Most colleges are not equipped to handle long-term mental health problems, so parents and students need to plan for professional care near the school. “Knowing someone is there can be the difference for a teen who is struggling,” Saler says.
She shares another story of a young man who was attending Penn State. His parents did not realize the importance of planning, and then suddenly, their son was having a problem. “It took me some time to find a suitable therapist there,” Saler says. “They were all full.” His story has a happy ending in that Saler was able to set him up with a counselor, and that support allowed him to stay in college where he was.
“Using the diabetes example again, a teen with diabetes is going to need to check in with a doctor every few months and can’t always get home,” Saler says. “That youth would need support nearby. With addiction recovery, we need to create a safety net for teens. That safety net is like a trampoline — it can get teens jumped up and back on track.” Essentially, having someone act as that trampoline is why access to a therapist is important.
The point, she emphasizes, is: “Plan for support. If you don’t need it, fine.”
Saler knows that when a parent picks up the phone and calls NorthStar, the parent is already in crisis mode. She knows that something has stopped the student’s progress. Whether the barrier is substance-related, mental health-related or behavior-related, it is up to her team to work with the teen and get them back on track. The work is collaborative, meaning that both parents and their children are involved in the process. Both parties must be committed.

WORK INSTRUCTION — Using the text on college mental health support, decide whether each statement agrees with it: (a) The parents of the young man at Penn State planned ahead for his care. (b) Saler set the young man up with a counselor, and he stayed at his college. (c) Only the teen has to be committed to the work with Saler's team. Answer yes or no for each, quoting the words of the text that decide it.

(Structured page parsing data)
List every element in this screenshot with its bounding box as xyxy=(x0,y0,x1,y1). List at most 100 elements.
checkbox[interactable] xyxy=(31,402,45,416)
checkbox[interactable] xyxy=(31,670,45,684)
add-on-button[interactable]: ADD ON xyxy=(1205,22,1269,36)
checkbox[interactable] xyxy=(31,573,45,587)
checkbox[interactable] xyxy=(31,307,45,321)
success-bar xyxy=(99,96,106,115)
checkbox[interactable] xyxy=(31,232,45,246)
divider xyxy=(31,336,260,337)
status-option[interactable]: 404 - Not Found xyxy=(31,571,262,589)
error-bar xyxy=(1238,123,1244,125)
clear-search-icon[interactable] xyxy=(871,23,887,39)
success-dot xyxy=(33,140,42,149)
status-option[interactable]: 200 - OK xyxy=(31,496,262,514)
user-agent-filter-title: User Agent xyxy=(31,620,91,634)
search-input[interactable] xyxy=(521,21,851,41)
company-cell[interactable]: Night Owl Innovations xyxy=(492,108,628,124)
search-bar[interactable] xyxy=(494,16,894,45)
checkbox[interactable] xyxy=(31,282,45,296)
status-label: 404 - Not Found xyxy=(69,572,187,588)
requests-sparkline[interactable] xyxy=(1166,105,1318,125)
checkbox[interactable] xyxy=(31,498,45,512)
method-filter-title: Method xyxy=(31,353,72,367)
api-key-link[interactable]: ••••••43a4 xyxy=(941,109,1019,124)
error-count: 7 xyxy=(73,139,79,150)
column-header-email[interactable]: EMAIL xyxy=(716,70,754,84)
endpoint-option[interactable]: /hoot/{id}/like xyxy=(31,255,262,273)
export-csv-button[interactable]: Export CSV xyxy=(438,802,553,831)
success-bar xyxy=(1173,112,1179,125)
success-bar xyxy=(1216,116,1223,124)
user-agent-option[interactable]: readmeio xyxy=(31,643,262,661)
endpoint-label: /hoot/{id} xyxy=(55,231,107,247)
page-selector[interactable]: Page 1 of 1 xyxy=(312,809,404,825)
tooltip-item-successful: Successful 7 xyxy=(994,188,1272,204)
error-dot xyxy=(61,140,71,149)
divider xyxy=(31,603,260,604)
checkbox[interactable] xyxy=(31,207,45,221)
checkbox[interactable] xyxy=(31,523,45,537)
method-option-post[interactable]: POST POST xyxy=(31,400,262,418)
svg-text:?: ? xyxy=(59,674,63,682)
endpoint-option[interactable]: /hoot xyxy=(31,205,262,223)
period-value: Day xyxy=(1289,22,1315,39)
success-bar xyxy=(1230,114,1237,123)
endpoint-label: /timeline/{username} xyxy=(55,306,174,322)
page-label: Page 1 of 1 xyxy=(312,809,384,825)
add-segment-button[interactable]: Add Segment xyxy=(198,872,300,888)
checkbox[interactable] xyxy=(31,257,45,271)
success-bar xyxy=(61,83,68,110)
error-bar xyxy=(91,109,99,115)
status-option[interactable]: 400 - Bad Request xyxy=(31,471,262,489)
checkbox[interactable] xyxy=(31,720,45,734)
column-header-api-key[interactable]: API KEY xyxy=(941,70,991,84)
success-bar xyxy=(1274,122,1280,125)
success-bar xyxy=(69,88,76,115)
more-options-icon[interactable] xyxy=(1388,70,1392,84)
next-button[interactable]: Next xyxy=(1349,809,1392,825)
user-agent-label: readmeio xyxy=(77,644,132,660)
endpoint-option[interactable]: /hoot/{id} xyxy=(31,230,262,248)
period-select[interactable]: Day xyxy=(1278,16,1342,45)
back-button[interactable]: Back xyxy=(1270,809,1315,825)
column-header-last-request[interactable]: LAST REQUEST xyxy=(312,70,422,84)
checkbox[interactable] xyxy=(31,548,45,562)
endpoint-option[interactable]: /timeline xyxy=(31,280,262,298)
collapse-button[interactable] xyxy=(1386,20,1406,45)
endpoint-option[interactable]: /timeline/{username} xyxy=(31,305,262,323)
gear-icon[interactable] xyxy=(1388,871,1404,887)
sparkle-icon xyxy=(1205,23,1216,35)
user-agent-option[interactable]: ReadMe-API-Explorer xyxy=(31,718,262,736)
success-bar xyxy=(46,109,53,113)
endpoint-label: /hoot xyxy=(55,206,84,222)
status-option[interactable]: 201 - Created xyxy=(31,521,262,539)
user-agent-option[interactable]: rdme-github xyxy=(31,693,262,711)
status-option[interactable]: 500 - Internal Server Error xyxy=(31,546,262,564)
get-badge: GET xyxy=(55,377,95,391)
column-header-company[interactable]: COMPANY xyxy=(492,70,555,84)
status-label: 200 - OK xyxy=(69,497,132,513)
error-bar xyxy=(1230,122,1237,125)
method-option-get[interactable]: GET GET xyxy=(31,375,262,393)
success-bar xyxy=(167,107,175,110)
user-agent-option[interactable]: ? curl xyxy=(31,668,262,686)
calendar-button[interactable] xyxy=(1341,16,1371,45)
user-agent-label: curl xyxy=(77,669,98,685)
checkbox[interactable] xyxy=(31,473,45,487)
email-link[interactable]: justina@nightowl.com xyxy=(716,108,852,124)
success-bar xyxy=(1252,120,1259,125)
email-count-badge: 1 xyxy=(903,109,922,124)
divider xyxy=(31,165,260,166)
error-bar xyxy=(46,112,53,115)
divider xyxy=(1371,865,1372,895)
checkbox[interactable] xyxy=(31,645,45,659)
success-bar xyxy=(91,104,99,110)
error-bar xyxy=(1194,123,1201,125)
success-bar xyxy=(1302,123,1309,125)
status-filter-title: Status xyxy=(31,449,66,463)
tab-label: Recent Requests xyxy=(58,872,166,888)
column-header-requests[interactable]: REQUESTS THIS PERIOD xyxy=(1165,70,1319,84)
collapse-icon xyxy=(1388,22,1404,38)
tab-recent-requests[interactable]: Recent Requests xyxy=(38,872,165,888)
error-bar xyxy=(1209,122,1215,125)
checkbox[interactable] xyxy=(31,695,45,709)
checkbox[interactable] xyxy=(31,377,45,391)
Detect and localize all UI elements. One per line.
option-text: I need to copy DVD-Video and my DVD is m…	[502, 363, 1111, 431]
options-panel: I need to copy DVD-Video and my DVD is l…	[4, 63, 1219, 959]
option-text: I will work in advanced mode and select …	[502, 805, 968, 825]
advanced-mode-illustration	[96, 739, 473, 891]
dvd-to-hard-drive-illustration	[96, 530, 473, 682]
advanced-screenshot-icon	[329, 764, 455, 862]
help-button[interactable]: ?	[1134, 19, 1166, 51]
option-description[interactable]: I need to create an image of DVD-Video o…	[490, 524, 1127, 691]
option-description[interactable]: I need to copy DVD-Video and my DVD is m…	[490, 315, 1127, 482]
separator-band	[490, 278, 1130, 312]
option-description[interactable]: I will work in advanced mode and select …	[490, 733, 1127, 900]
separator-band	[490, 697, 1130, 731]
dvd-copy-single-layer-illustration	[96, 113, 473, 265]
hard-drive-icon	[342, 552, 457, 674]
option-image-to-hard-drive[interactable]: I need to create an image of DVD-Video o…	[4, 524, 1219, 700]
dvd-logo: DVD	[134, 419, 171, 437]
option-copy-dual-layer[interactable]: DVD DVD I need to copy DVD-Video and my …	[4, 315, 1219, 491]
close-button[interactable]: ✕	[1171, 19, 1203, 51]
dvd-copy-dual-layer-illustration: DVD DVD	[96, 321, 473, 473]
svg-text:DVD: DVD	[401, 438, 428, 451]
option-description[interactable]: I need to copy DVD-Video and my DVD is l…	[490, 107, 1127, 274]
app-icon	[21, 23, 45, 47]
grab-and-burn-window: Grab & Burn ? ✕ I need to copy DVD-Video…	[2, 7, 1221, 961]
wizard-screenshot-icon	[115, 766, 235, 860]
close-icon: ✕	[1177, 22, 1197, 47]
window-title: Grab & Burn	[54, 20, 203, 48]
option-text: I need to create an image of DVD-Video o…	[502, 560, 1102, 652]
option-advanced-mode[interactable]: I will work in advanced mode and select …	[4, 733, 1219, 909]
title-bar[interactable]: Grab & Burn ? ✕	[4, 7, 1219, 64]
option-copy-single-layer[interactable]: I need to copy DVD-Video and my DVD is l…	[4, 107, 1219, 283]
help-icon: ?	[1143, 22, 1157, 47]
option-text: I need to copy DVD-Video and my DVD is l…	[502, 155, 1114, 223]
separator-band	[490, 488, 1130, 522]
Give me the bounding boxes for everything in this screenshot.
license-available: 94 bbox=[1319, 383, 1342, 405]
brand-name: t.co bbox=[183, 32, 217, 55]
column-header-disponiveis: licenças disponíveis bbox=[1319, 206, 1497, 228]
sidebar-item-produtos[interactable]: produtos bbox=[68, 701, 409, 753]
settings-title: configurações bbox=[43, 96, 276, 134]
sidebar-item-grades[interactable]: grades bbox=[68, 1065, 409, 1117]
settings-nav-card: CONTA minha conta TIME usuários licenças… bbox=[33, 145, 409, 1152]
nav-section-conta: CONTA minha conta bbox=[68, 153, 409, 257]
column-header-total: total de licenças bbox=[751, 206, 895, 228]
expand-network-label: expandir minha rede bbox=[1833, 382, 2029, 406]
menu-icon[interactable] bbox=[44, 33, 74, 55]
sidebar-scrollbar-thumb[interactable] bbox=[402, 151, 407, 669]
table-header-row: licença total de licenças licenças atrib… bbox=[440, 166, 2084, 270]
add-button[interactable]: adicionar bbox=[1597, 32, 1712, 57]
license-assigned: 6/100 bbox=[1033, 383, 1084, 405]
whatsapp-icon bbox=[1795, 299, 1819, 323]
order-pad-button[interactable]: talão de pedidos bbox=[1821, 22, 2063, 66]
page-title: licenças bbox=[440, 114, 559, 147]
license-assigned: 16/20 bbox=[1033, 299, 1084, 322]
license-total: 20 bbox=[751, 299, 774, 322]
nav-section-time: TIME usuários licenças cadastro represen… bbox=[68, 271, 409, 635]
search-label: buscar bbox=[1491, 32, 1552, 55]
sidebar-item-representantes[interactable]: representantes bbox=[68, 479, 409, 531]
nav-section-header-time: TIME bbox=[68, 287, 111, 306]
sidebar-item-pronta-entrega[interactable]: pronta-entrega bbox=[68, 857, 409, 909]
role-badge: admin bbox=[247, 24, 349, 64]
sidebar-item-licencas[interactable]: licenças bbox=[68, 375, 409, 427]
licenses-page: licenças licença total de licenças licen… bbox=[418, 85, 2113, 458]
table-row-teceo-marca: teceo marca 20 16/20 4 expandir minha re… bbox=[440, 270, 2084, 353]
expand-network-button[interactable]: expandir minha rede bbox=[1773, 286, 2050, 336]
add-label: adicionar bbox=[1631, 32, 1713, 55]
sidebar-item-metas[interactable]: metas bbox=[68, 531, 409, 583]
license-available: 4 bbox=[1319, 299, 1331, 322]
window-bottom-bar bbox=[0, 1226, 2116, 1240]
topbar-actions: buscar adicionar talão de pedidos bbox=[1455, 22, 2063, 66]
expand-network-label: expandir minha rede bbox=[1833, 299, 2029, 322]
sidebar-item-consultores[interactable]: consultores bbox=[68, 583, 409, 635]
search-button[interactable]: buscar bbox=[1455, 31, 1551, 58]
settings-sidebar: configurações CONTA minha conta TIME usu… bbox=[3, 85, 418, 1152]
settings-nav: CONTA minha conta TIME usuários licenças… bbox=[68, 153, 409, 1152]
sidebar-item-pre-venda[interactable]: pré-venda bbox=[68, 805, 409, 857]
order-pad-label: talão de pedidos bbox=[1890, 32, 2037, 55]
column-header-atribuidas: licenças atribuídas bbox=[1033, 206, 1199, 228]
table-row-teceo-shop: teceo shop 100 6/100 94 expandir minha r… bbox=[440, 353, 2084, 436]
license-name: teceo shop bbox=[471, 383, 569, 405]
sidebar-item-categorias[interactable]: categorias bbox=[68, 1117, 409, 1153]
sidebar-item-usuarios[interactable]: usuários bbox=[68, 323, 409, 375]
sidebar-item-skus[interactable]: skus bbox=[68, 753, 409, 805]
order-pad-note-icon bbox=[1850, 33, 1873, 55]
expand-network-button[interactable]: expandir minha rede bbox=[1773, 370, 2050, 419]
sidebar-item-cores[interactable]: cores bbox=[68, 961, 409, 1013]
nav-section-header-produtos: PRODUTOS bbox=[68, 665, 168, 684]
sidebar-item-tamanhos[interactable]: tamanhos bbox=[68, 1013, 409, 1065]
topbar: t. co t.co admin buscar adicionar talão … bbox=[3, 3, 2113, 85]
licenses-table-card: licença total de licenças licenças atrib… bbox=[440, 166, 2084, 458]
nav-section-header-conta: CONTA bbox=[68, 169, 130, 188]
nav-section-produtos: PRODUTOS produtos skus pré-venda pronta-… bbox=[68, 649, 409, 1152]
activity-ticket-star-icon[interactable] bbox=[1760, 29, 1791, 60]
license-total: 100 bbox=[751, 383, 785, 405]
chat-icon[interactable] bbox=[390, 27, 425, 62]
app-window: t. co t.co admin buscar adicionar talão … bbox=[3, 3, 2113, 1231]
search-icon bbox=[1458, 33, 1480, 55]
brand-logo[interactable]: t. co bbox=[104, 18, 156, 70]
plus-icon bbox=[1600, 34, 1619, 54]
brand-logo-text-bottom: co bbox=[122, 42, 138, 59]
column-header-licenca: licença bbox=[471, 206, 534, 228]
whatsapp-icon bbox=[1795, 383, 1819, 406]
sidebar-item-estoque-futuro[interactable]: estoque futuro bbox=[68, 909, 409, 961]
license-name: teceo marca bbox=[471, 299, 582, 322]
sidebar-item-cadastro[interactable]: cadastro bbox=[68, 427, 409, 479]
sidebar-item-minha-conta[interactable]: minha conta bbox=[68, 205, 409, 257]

REPLY —
(a) No: "His parents did not realize the importance of planning"
(b) Yes: "Saler was able to set him up with a counselor, and that support allowed him to stay in college where he was."
(c) No: "Both parties must be committed."